- THE EXERCISE:
Write out every line of the material below word for word, without any changes.

Dataset entries
-*-

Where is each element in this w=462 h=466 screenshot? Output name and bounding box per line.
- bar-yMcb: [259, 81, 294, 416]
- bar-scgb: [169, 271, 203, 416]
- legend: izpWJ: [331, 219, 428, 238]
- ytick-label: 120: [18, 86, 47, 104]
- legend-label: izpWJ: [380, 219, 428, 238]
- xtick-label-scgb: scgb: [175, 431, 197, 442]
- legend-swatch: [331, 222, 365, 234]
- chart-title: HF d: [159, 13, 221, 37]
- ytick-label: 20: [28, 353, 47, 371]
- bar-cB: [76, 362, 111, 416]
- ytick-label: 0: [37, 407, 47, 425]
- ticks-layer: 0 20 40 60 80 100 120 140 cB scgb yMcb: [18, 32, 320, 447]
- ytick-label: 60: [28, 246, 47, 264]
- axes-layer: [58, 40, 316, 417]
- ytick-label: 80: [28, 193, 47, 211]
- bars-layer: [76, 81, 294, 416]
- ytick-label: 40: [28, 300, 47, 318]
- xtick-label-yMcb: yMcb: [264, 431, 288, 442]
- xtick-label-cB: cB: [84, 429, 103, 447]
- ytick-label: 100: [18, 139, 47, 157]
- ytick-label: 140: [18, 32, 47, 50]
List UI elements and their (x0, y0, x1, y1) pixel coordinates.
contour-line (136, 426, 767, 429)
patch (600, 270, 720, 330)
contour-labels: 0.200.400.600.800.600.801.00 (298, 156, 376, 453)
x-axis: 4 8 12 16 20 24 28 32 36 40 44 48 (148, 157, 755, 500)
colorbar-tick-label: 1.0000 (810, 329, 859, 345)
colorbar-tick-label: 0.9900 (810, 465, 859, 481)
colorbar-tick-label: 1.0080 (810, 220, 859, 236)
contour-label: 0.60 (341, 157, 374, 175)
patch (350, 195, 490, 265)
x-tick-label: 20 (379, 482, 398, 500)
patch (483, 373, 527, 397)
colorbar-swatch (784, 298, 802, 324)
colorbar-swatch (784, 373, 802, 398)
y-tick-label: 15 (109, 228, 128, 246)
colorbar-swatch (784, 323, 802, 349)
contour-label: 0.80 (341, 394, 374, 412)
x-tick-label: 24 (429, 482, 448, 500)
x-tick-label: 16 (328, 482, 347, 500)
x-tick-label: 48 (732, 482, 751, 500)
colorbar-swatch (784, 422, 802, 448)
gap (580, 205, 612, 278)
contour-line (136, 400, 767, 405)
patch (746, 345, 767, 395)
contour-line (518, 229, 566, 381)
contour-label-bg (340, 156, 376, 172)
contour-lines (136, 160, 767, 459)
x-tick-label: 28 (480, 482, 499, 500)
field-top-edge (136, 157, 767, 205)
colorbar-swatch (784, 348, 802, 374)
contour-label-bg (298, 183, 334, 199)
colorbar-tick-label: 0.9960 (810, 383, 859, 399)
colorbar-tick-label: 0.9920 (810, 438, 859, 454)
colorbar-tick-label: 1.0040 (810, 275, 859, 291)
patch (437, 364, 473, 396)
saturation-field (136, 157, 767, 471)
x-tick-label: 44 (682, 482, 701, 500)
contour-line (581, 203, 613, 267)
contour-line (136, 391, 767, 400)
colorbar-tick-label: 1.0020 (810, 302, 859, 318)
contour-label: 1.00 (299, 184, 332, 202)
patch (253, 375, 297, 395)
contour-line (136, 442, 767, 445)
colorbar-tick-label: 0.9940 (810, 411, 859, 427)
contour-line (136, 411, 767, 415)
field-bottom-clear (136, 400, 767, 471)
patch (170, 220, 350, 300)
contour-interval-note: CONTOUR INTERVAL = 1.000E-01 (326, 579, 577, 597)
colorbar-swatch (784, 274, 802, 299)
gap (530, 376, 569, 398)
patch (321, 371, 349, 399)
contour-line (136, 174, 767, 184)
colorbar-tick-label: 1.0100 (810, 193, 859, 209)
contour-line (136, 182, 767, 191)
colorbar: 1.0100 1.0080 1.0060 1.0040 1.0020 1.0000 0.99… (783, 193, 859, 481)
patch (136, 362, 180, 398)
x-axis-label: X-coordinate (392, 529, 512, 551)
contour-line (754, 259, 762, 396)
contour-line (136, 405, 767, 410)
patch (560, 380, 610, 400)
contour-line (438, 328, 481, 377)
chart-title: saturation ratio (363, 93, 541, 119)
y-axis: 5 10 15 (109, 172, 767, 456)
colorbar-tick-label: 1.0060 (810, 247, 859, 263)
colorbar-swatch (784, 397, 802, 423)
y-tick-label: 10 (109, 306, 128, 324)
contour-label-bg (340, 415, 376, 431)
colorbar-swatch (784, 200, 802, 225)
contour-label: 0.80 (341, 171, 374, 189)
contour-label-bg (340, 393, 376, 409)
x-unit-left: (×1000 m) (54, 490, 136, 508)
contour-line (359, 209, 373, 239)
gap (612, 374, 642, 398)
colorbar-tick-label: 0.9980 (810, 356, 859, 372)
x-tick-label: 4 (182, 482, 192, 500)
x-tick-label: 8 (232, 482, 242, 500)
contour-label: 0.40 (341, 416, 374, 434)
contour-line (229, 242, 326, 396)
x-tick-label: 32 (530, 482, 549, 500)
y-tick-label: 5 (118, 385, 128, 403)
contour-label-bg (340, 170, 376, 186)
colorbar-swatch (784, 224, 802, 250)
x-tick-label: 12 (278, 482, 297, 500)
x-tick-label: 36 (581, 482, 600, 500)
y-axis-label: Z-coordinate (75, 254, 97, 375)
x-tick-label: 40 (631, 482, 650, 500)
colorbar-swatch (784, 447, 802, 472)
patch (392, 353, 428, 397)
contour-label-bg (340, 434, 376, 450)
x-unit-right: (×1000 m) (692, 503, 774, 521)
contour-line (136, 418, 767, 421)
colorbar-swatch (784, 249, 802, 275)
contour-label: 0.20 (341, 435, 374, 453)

-*-

- FINAL RESULT:
Where is each element in this w=462 h=466 screenshot? Output name and bounding box per line.
- bar-yMcb: [259, 81, 294, 416]
- bar-scgb: [169, 271, 203, 416]
- legend: izpWJ: [331, 219, 428, 238]
- ytick-label: 120: [18, 86, 47, 104]
- legend-label: izpWJ: [380, 219, 428, 238]
- xtick-label-scgb: scgb: [175, 431, 197, 442]
- legend-swatch: [331, 222, 365, 234]
- chart-title: HF d: [159, 13, 221, 37]
- ytick-label: 20: [28, 353, 47, 371]
- bar-cB: [76, 362, 111, 416]
- ytick-label: 0: [37, 407, 47, 425]
- ticks-layer: 0 20 40 60 80 100 120 140 cB scgb yMcb: [18, 32, 320, 447]
- ytick-label: 60: [28, 246, 47, 264]
- axes-layer: [58, 40, 316, 417]
- ytick-label: 80: [28, 193, 47, 211]
- bars-layer: [76, 81, 294, 416]
- ytick-label: 40: [28, 300, 47, 318]
- xtick-label-yMcb: yMcb: [264, 431, 288, 442]
- xtick-label-cB: cB: [84, 429, 103, 447]
- ytick-label: 100: [18, 139, 47, 157]
- ytick-label: 140: [18, 32, 47, 50]
List UI elements and their (x0, y0, x1, y1) pixel coordinates.
contour-line (136, 426, 767, 429)
patch (600, 270, 720, 330)
contour-labels: 0.200.400.600.800.600.801.00 (298, 156, 376, 453)
x-axis: 4 8 12 16 20 24 28 32 36 40 44 48 (148, 157, 755, 500)
colorbar-tick-label: 1.0000 (810, 329, 859, 345)
colorbar-tick-label: 0.9900 (810, 465, 859, 481)
colorbar-tick-label: 1.0080 (810, 220, 859, 236)
contour-label: 0.60 (341, 157, 374, 175)
patch (350, 195, 490, 265)
x-tick-label: 20 (379, 482, 398, 500)
patch (483, 373, 527, 397)
colorbar-swatch (784, 298, 802, 324)
colorbar-swatch (784, 373, 802, 398)
y-tick-label: 15 (109, 228, 128, 246)
colorbar-swatch (784, 323, 802, 349)
contour-label: 0.80 (341, 394, 374, 412)
x-tick-label: 24 (429, 482, 448, 500)
x-tick-label: 16 (328, 482, 347, 500)
x-tick-label: 48 (732, 482, 751, 500)
colorbar-swatch (784, 422, 802, 448)
gap (580, 205, 612, 278)
contour-line (136, 400, 767, 405)
patch (746, 345, 767, 395)
contour-line (518, 229, 566, 381)
contour-label-bg (340, 156, 376, 172)
contour-lines (136, 160, 767, 459)
x-tick-label: 28 (480, 482, 499, 500)
field-top-edge (136, 157, 767, 205)
colorbar-swatch (784, 348, 802, 374)
contour-label-bg (298, 183, 334, 199)
colorbar-tick-label: 0.9960 (810, 383, 859, 399)
colorbar-tick-label: 0.9920 (810, 438, 859, 454)
colorbar-tick-label: 1.0040 (810, 275, 859, 291)
patch (437, 364, 473, 396)
saturation-field (136, 157, 767, 471)
x-tick-label: 44 (682, 482, 701, 500)
contour-line (581, 203, 613, 267)
contour-line (136, 391, 767, 400)
colorbar-tick-label: 1.0020 (810, 302, 859, 318)
contour-label: 1.00 (299, 184, 332, 202)
patch (253, 375, 297, 395)
contour-line (136, 442, 767, 445)
colorbar-tick-label: 0.9940 (810, 411, 859, 427)
contour-line (136, 411, 767, 415)
field-bottom-clear (136, 400, 767, 471)
patch (170, 220, 350, 300)
contour-interval-note: CONTOUR INTERVAL = 1.000E-01 (326, 579, 577, 597)
colorbar-swatch (784, 274, 802, 299)
gap (530, 376, 569, 398)
patch (321, 371, 349, 399)
contour-line (136, 174, 767, 184)
colorbar-tick-label: 1.0100 (810, 193, 859, 209)
contour-line (136, 182, 767, 191)
colorbar: 1.0100 1.0080 1.0060 1.0040 1.0020 1.0000 0.99… (783, 193, 859, 481)
patch (136, 362, 180, 398)
x-axis-label: X-coordinate (392, 529, 512, 551)
contour-line (754, 259, 762, 396)
contour-line (136, 405, 767, 410)
patch (560, 380, 610, 400)
contour-line (438, 328, 481, 377)
chart-title: saturation ratio (363, 93, 541, 119)
y-axis: 5 10 15 (109, 172, 767, 456)
colorbar-tick-label: 1.0060 (810, 247, 859, 263)
colorbar-swatch (784, 397, 802, 423)
y-tick-label: 10 (109, 306, 128, 324)
contour-label-bg (340, 415, 376, 431)
colorbar-swatch (784, 200, 802, 225)
contour-label: 0.80 (341, 171, 374, 189)
contour-label-bg (340, 393, 376, 409)
x-unit-left: (×1000 m) (54, 490, 136, 508)
contour-line (359, 209, 373, 239)
gap (612, 374, 642, 398)
colorbar-tick-label: 0.9980 (810, 356, 859, 372)
x-tick-label: 4 (182, 482, 192, 500)
x-tick-label: 8 (232, 482, 242, 500)
contour-label: 0.40 (341, 416, 374, 434)
contour-line (229, 242, 326, 396)
x-tick-label: 32 (530, 482, 549, 500)
y-tick-label: 5 (118, 385, 128, 403)
contour-label-bg (340, 170, 376, 186)
colorbar-swatch (784, 224, 802, 250)
x-tick-label: 12 (278, 482, 297, 500)
x-tick-label: 36 (581, 482, 600, 500)
y-axis-label: Z-coordinate (75, 254, 97, 375)
x-tick-label: 40 (631, 482, 650, 500)
colorbar-swatch (784, 447, 802, 472)
patch (392, 353, 428, 397)
contour-label-bg (340, 434, 376, 450)
x-unit-right: (×1000 m) (692, 503, 774, 521)
contour-line (136, 418, 767, 421)
colorbar-swatch (784, 249, 802, 275)
contour-label: 0.20 (341, 435, 374, 453)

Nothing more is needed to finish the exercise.